Challenge 1>
In the discussion of two-way data binding, what does one commenter say relying on `Object.observe` and giving global state to all components to mutate is the same as?
Challenge 2>
Write the next part of the discussion of two-way data binding, picking up after its final comment.

Supplied text>
Begin

Even Angular is abandoning two-way bindings. http://victorsavkin.com/post/110170125256/change-detection-i...
I, for one, welcome our new immutable overlords.
Approaches like jQuery soup or making SQL queries from PHP templates aren't “wrong” either. They are friendlier to beginner, too.
When I wrote “wrong” I meant “in my experience, inferior for building applications with complex stateful user interfaces and later maintaining them for a period more than several months in the face of changing requirements”.
Also, I'm not talking specifically about React. Of course it has its own shortcomings. All I'm saying is that relying on `Object.observe` and giving out global state to all components to mutate is the same as using global variables throughout the program. I don't know whether it is helpful to call global variables “right” or ”wrong” but I'd certainly stay away from them when there are ways to achieve the same without future maintenance nightmare.
My dumb takeaway is something like '2-way bindings demo well but are rarely what you actually want in real apps'.
I think (not 100% sure) Tom & Yehuda (of Ember) talk about how they became disenfranchised with 2-way bindings in their recent Changelog podcast episode on Ember 2 [1].
“Two” looks better than “one” on a feature checklist.
Quoting Sebastian Markbåge from React, “Angular is intuitively better to most engineers based on previous experience and ideals. React is better in practice. This is a biased opinion, but based one large org's experience of trying both models extensively.”
Normally not a huge issue, but it helps put AngularJS + Phonegap in an even worse position than before against native apps.
Two-way data binding to properties is generally not good. It increases likelihood of problems as updates to one value have to be observed to adjust other values. It is easy for bugs to slip in and hard to reason about the code.
Two-way data binding to methods is better. Methods that aren't focused on setting one value. In effect not direct data binding. It creates easy to reason about explicit code paths for changing of values. Observation of the change of properties is no longer required.
It is a useful tool and should continue to be seen as such.
[1]: http://facebook.github.io/react/docs/two-way-binding-helpers...
I don't even know how the second option is better to be honest. I may research it further.
:-)
Shouldn't updates just be event driven?
Is it really so hard for developers of parent components to subscribe to events of child components?
I've become more or less convinced that over-reliance on events is a big anti-pattern. Combined with mutable state, you get a lot of difficult to track changes in state. Some describe it as COMEFROM-based programming, the dual of the much-maligned GOTO paradigm. The COMEFROMs are your listeners and event triggers are labels they reference. The downfalls of each are pretty much the same: code that becomes increasingly difficult to reason about as it scales, because you have arbitrary global movement in control flow. COMEFROM is even worse because it introduces concurrency. Concurrency + shared mutable state is a recipe for subtle bugs.

End

Data>
Begin

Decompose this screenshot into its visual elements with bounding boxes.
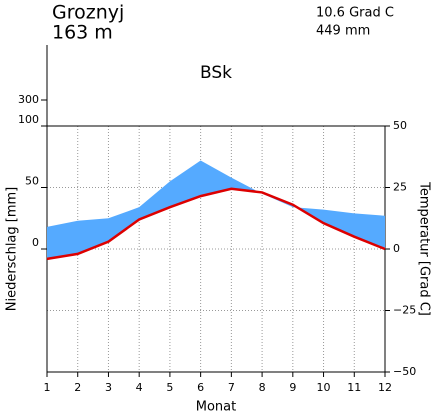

End

Task result 1>
Using global variables throughout the program.

Task result 2>
So much of the time in a web app, an event only really has one listener. In these cases, a simple callback passed to the child component suffices. But even when you might need to have more than one component react to an event in a child component, I would argue that whatever is responsible for creating the child should still pass a single callback, which might simply be an entry point to dispatch logic on a controller whose only job is to mediate that behavior. Said controller might use or something else as its mechanism.
The fact that Javascript people keep saying this with a straight face is getting really absurd.
You do realize Javascript is also just an abstraction, right? And that the browsers that run it also abstractions, and the operating systems, and the kernels, and even the hardware itself has multiple layers of abstraction?
"Abstraction is dangerous" is just fundamentally wrong. Abstraction is the only way we get anything done.
What you really mean to say is that bad abstractions are bad. But stated so clearly, it becomes obvious that it's a tautology. Well-designed abstractions that leak as little as possible are essential to everything we do.
This stuff matters, because instead of having stupid arguments over "how much" abstraction we want (which really boils down to 99 layers vs 100 layers) we should be debating exactly what abstractions we want.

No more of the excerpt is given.